Work instructions: Pick out each line containing the string "年单位业务调整" and copy it.

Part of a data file
>> BEGIN

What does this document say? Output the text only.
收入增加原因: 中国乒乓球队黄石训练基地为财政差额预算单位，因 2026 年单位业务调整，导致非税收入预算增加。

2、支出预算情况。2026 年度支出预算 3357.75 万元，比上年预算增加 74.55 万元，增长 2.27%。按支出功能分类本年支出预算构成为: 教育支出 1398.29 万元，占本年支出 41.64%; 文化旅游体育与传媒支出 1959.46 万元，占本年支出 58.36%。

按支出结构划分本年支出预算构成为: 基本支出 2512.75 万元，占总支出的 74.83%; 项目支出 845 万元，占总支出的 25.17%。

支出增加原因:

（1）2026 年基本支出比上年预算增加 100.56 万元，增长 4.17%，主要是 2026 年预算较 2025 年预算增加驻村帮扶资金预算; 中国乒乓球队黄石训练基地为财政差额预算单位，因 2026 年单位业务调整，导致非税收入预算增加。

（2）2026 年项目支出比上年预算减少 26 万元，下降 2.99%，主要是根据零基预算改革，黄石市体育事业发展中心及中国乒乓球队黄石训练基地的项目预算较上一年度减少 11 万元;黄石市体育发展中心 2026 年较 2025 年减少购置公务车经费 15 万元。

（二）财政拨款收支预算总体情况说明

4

>> END

Task result:
收入增加原因: 中国乒乓球队黄石训练基地为财政差额预算单位，因 2026 年单位业务调整，导致非税收入预算增加。
（1）2026 年基本支出比上年预算增加 100.56 万元，增长 4.17%，主要是 2026 年预算较 2025 年预算增加驻村帮扶资金预算; 中国乒乓球队黄石训练基地为财政差额预算单位，因 2026 年单位业务调整，导致非税收入预算增加。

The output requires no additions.